Instructions for the task: Look through the data below. Pick out the lines holding the string "доля".

Extracted data:

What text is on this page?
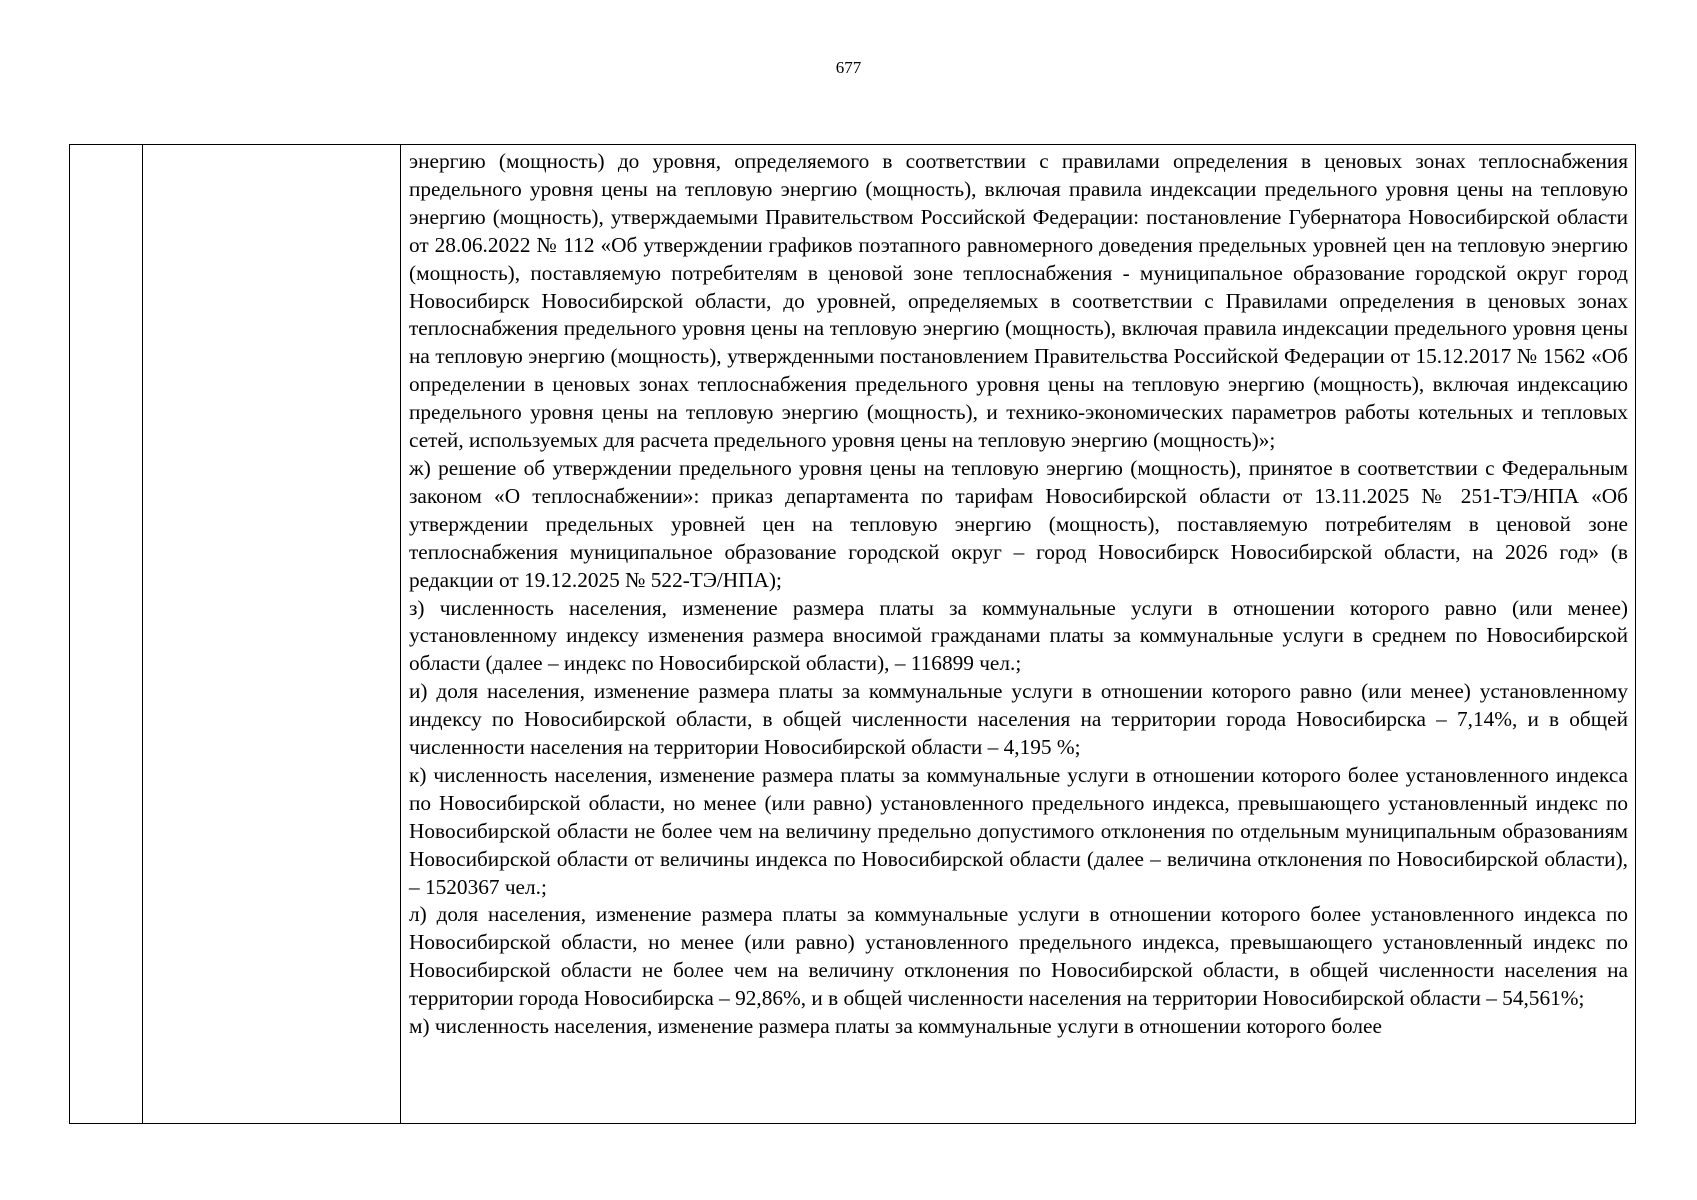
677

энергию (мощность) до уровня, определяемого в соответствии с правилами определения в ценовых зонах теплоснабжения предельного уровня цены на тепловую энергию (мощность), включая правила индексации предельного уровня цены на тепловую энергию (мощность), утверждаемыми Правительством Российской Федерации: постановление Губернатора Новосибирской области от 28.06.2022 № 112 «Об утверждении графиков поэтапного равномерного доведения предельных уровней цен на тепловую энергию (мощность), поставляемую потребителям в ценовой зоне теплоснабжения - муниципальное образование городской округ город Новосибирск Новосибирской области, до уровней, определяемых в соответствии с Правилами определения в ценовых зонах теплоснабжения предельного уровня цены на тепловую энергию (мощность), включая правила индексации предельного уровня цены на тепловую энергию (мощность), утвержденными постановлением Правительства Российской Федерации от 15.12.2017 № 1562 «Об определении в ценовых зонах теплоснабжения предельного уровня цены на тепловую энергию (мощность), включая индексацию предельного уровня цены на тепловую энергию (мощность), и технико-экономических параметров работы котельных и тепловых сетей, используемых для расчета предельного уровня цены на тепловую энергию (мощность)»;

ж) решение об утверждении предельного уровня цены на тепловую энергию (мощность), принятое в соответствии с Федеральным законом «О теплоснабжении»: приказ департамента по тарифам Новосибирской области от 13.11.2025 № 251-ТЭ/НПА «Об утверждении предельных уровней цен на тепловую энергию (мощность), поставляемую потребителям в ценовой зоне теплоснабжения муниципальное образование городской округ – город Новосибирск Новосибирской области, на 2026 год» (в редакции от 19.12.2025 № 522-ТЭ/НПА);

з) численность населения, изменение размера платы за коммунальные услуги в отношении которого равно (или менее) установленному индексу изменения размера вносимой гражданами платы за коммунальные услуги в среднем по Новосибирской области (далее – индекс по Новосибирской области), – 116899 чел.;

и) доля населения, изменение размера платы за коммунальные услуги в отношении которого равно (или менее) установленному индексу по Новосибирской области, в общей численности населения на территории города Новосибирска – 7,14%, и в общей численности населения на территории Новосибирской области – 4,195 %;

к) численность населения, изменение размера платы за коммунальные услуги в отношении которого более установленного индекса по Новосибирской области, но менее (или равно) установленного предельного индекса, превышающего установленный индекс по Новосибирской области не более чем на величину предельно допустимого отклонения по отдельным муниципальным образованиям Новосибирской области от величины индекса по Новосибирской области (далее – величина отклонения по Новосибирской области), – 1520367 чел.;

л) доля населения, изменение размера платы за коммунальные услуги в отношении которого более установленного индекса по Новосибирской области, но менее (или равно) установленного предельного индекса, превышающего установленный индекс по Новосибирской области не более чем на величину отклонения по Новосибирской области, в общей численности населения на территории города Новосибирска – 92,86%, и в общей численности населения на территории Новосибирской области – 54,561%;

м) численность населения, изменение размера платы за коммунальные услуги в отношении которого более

==

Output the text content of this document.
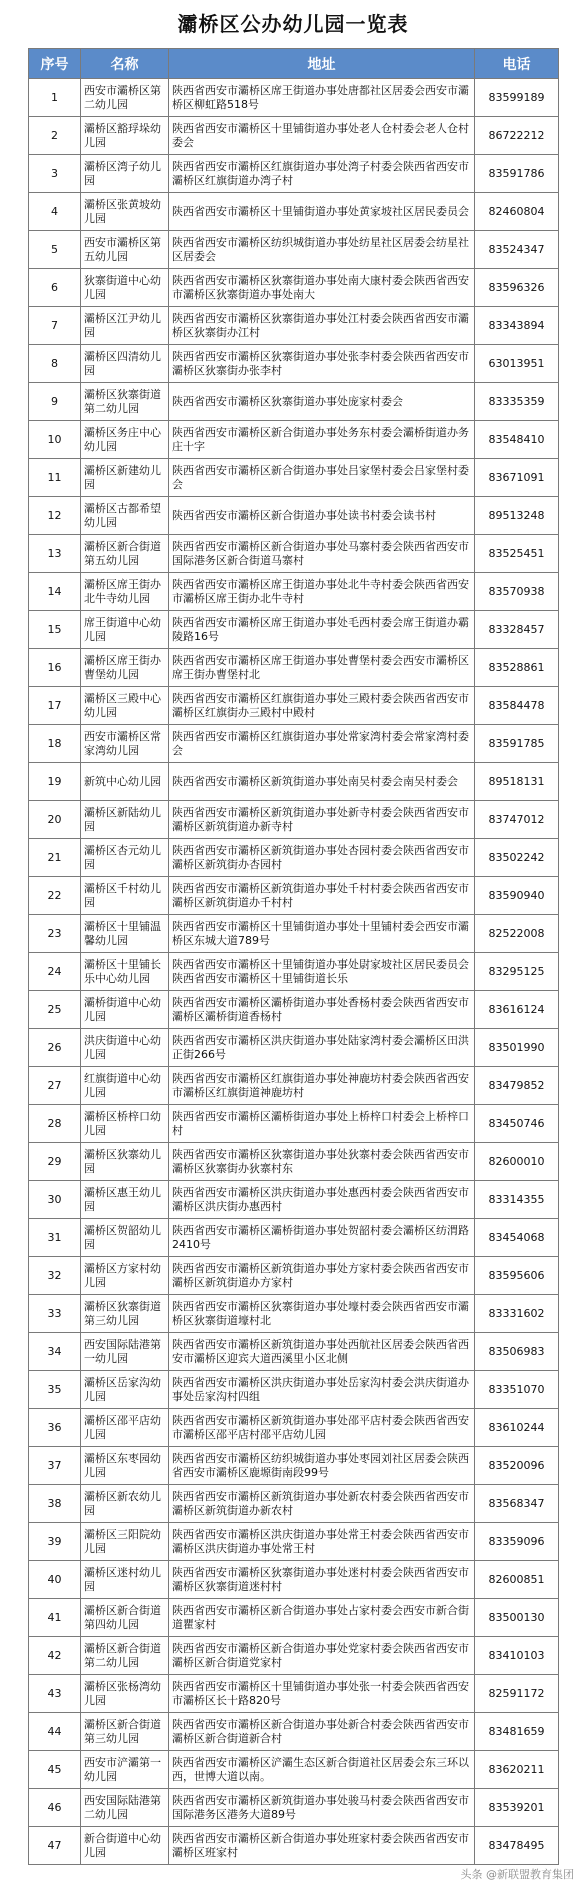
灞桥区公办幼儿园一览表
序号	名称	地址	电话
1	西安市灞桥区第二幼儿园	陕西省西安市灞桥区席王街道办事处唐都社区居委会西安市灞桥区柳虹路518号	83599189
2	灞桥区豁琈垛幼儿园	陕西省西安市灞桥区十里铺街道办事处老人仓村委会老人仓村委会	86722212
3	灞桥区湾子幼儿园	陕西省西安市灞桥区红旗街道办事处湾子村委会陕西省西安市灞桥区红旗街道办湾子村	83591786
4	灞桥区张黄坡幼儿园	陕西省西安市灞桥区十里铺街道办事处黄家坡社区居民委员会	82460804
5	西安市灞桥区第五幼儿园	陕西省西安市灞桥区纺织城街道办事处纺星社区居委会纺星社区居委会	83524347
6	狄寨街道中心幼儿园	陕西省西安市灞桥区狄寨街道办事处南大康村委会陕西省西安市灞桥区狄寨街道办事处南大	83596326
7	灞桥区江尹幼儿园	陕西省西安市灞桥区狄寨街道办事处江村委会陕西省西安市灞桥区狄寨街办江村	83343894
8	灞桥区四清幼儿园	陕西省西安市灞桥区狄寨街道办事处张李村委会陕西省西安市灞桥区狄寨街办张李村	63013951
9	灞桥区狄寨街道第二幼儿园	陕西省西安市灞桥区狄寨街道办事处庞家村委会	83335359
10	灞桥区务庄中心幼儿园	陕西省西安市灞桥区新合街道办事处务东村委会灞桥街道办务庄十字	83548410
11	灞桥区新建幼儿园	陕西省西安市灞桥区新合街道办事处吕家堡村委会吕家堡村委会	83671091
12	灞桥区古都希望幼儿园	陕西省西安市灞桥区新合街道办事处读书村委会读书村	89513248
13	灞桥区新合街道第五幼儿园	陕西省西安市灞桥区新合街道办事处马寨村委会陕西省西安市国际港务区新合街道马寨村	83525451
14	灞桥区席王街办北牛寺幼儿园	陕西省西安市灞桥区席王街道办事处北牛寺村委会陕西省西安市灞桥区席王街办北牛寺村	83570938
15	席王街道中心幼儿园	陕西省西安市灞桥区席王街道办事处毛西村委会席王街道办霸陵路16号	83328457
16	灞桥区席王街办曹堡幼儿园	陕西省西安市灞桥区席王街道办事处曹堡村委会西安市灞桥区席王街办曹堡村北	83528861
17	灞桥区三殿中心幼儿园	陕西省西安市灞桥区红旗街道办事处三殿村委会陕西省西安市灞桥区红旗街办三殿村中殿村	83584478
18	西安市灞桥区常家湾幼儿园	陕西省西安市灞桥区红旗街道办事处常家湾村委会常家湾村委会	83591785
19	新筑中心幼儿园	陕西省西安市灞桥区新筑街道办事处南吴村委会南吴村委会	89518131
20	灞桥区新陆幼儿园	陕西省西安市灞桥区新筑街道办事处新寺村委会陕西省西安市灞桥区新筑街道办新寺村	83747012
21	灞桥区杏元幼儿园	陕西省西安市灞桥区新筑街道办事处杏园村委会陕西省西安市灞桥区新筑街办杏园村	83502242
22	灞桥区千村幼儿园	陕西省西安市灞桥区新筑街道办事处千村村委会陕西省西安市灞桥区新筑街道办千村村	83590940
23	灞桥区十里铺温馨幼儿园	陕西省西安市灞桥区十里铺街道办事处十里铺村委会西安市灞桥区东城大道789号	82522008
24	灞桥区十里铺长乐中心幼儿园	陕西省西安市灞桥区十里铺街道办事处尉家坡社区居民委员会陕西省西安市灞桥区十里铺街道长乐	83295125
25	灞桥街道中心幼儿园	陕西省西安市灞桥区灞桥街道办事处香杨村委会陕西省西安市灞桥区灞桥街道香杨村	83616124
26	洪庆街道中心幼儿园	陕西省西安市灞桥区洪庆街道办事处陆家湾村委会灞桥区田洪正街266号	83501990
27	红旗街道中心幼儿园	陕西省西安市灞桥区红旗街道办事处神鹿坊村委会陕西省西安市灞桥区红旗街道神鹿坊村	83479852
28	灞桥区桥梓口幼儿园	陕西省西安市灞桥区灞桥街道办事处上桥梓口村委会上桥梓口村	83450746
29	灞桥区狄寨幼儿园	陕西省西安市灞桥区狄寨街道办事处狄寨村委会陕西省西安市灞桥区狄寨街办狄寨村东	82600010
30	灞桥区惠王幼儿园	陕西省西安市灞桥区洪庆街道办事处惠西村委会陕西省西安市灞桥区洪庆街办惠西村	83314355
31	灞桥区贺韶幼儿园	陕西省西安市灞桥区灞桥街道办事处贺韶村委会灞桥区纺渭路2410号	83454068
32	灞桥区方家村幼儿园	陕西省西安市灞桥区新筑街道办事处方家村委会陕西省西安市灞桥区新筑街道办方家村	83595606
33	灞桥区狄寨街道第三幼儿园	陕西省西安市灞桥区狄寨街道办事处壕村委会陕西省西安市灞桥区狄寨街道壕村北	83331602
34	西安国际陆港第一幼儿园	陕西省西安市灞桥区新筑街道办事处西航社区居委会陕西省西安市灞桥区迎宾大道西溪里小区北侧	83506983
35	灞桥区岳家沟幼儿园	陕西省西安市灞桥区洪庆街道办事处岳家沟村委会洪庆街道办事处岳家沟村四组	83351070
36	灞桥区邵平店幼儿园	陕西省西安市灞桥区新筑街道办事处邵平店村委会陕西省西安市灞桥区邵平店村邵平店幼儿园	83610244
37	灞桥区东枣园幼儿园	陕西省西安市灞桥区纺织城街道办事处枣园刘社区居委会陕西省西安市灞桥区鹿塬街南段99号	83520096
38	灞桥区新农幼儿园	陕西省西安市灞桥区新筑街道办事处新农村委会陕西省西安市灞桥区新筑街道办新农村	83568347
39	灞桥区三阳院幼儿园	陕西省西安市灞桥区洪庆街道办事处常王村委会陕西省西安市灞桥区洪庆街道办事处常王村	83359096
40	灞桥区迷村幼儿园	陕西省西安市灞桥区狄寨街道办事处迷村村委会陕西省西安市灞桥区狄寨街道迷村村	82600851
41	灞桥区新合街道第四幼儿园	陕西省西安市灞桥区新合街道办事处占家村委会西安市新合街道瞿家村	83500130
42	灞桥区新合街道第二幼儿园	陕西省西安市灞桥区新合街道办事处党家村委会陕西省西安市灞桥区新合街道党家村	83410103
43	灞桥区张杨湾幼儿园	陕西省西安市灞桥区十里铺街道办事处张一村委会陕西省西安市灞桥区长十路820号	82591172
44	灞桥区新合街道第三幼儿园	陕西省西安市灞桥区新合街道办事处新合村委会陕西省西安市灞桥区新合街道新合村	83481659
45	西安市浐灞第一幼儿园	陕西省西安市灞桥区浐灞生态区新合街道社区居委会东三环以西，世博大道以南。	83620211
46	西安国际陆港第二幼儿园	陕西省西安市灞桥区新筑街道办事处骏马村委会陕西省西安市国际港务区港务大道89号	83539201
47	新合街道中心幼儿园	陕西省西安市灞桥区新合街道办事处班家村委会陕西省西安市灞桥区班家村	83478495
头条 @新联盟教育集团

Solution:
и) доля населения, изменение размера платы за коммунальные услуги в отношении которого равно (или менее) установленному индексу по Новосибирской области, в общей численности населения на территории города Новосибирска – 7,14%, и в общей численности населения на территории Новосибирской области – 4,195 %;
л) доля населения, изменение размера платы за коммунальные услуги в отношении которого более установленного индекса по Новосибирской области, но менее (или равно) установленного предельного индекса, превышающего установленный индекс по Новосибирской области не более чем на величину отклонения по Новосибирской области, в общей численности населения на территории города Новосибирска – 92,86%, и в общей численности населения на территории Новосибирской области – 54,561%;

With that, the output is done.